WRITTEN INSTRUCTION: Find every line in the records that holds the string "JSON". Copy each one.

[Stored data]
_ _ _

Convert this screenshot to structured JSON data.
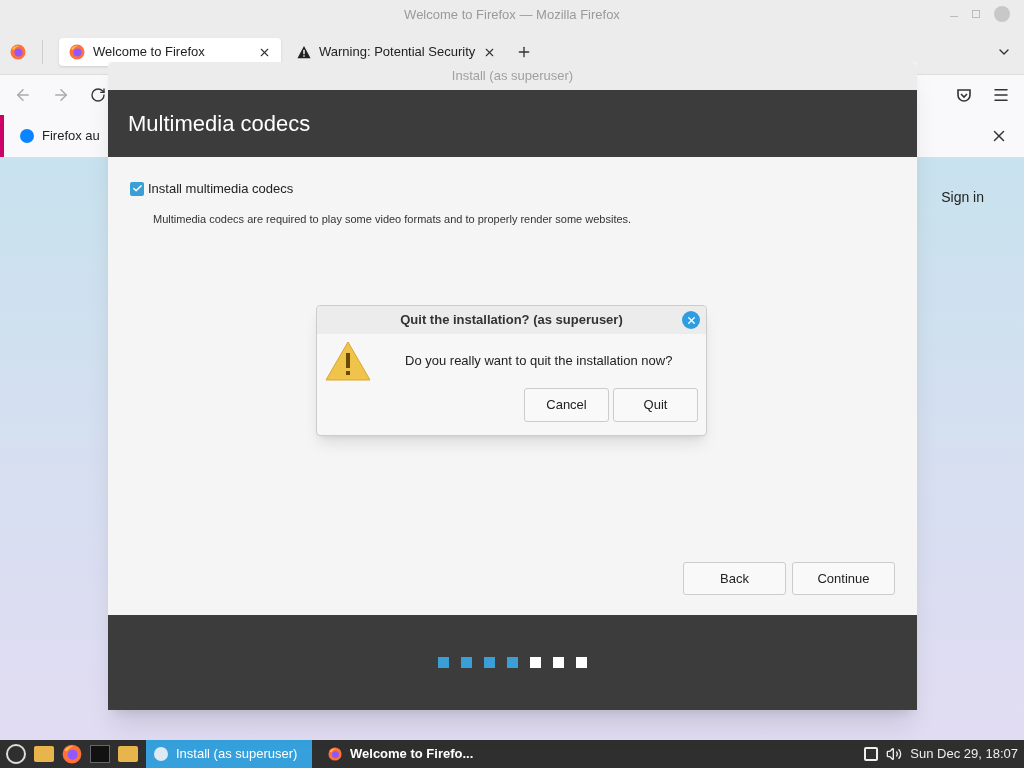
{
  "firefox": {
    "title": "Welcome to Firefox — Mozilla Firefox",
    "tabs": [
      {
        "label": "Welcome to Firefox",
        "kind": "page",
        "selected": true
      },
      {
        "label": "Warning: Potential Security",
        "kind": "warning",
        "selected": false
      }
    ],
    "notification": "Firefox au",
    "sign_in": "Sign in"
  },
  "installer": {
    "title": "Install (as superuser)",
    "heading": "Multimedia codecs",
    "option": {
      "label": "Install multimedia codecs",
      "checked": true
    },
    "description": "Multimedia codecs are required to play some video formats and to properly render some websites.",
    "buttons": [
      "Back",
      "Continue"
    ],
    "steps": [
      {
        "done": true
      },
      {
        "done": true
      },
      {
        "done": true
      },
      {
        "done": true
      },
      {
        "done": false
      },
      {
        "done": false
      },
      {
        "done": false
      }
    ]
  },
  "dialog": {
    "title": "Quit the installation? (as superuser)",
    "message": "Do you really want to quit the installation now?",
    "buttons": [
      "Cancel",
      "Quit"
    ]
  },
  "taskbar": {
    "windows": [
      {
        "label": "Install (as superuser)",
        "kind": "installer",
        "selected": true
      },
      {
        "label": "Welcome to Firefo...",
        "kind": "browser",
        "selected": false
      }
    ],
    "clock": "Sun Dec 29, 18:07"
  }
}
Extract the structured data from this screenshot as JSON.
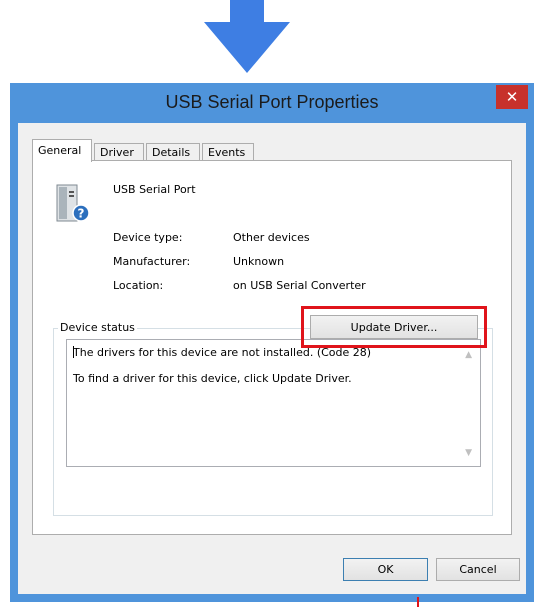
{
  "window": {
    "title": "USB Serial Port Properties",
    "close_glyph": "✕"
  },
  "tabs": [
    {
      "label": "General",
      "active": true
    },
    {
      "label": "Driver",
      "active": false
    },
    {
      "label": "Details",
      "active": false
    },
    {
      "label": "Events",
      "active": false
    }
  ],
  "device": {
    "name": "USB Serial Port",
    "icon": "usb-device-warning-icon",
    "properties": [
      {
        "label": "Device type:",
        "value": "Other devices"
      },
      {
        "label": "Manufacturer:",
        "value": "Unknown"
      },
      {
        "label": "Location:",
        "value": "on USB Serial Converter"
      }
    ]
  },
  "status": {
    "group_label": "Device status",
    "lines": [
      "The drivers for this device are not installed. (Code 28)",
      "To find a driver for this device, click Update Driver."
    ],
    "update_button": "Update Driver..."
  },
  "buttons": {
    "ok": "OK",
    "cancel": "Cancel"
  },
  "colors": {
    "title_bar": "#4f94db",
    "close_button": "#c7312b",
    "highlight": "#e0141b",
    "arrow": "#3e7ee3"
  }
}
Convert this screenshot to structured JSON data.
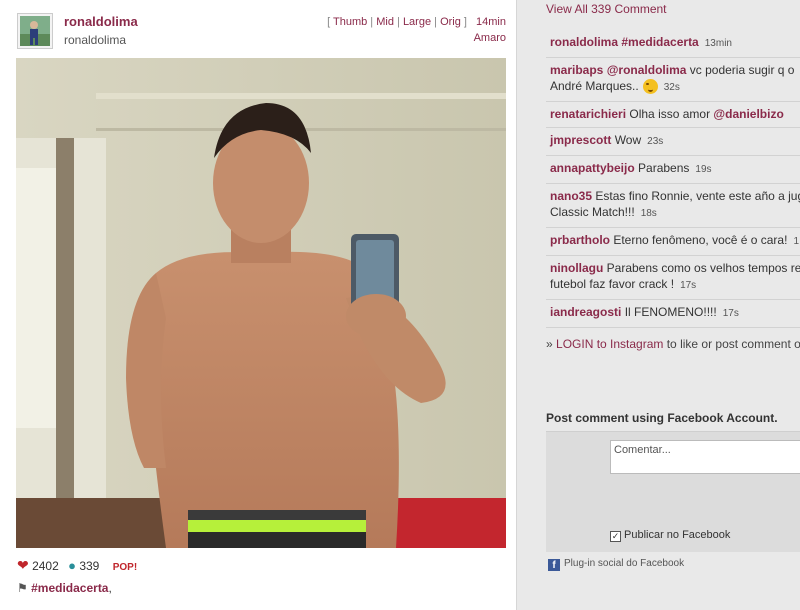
{
  "post": {
    "username": "ronaldolima",
    "fullname": "ronaldolima",
    "sizes": [
      "Thumb",
      "Mid",
      "Large",
      "Orig"
    ],
    "time": "14min",
    "filter": "Amaro",
    "likes": "2402",
    "comments_count": "339",
    "pop_label": "POP!",
    "tags": [
      "#medidacerta"
    ],
    "tag_suffix": ","
  },
  "sidebar": {
    "view_all": "View All 339 Comment",
    "comments": [
      {
        "user": "ronaldolima",
        "text_parts": [
          {
            "t": "#medidacerta",
            "m": true
          }
        ],
        "time": "13min"
      },
      {
        "user": "maribaps",
        "text_parts": [
          {
            "t": "@ronaldolima",
            "m": true
          },
          {
            "t": " vc poderia sugir q o",
            "m": false
          }
        ],
        "line2": "André Marques..",
        "emoji": true,
        "time": "32s"
      },
      {
        "user": "renatarichieri",
        "text_parts": [
          {
            "t": " Olha isso amor ",
            "m": false
          },
          {
            "t": "@danielbizo",
            "m": true
          }
        ],
        "time": ""
      },
      {
        "user": "jmprescott",
        "text_parts": [
          {
            "t": " Wow",
            "m": false
          }
        ],
        "time": "23s"
      },
      {
        "user": "annapattybeijo",
        "text_parts": [
          {
            "t": " Parabens",
            "m": false
          }
        ],
        "time": "19s"
      },
      {
        "user": "nano35",
        "text_parts": [
          {
            "t": " Estas fino Ronnie, vente este año a jug",
            "m": false
          }
        ],
        "line2": "Classic Match!!!",
        "time": "18s"
      },
      {
        "user": "prbartholo",
        "text_parts": [
          {
            "t": " Eterno fenômeno, você é o cara!",
            "m": false
          }
        ],
        "time": "1"
      },
      {
        "user": "ninollagu",
        "text_parts": [
          {
            "t": " Parabens como os velhos tempos re",
            "m": false
          }
        ],
        "line2": "futebol faz favor crack !",
        "time": "17s"
      },
      {
        "user": "iandreagosti",
        "text_parts": [
          {
            "t": " Il FENOMENO!!!!",
            "m": false
          }
        ],
        "time": "17s"
      }
    ],
    "login_prefix": "» ",
    "login_link": "LOGIN to Instagram",
    "login_suffix": " to like or post comment o"
  },
  "facebook": {
    "title": "Post comment using Facebook Account.",
    "placeholder": "Comentar...",
    "publish_label": "Publicar no Facebook",
    "plugin_label": "Plug-in social do Facebook"
  },
  "colors": {
    "accent": "#8a2a4a",
    "heart": "#c0262c",
    "comment_icon": "#2a8f9a",
    "fb_blue": "#3b5998"
  },
  "icons": {
    "like": "heart-icon",
    "comment": "comment-bubble-icon",
    "tag": "tag-icon",
    "facebook": "facebook-icon"
  }
}
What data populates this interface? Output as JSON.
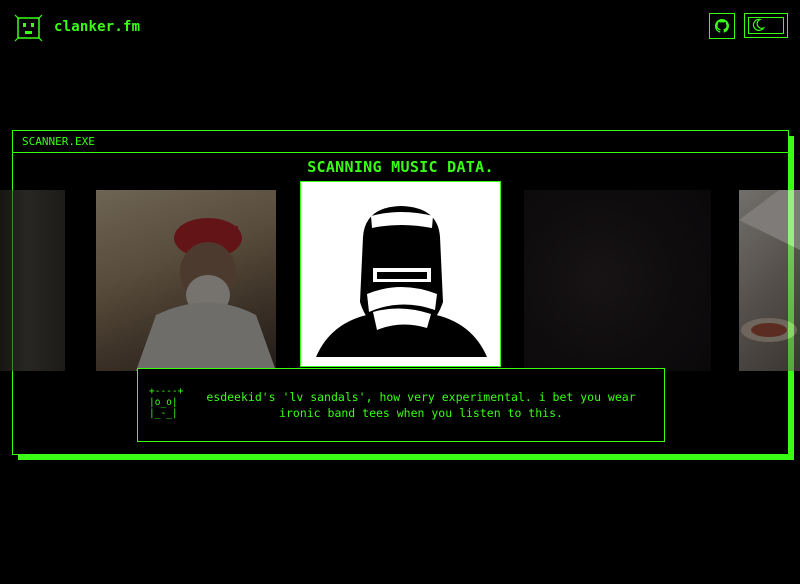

_ _ _

RESULT OF THE EXERCISE:
Convert this screenshot to structured JSON data.
Extract the structured data from this screenshot as JSON.
Convert this screenshot to structured JSON data.
What data populates this interface? Output as JSON.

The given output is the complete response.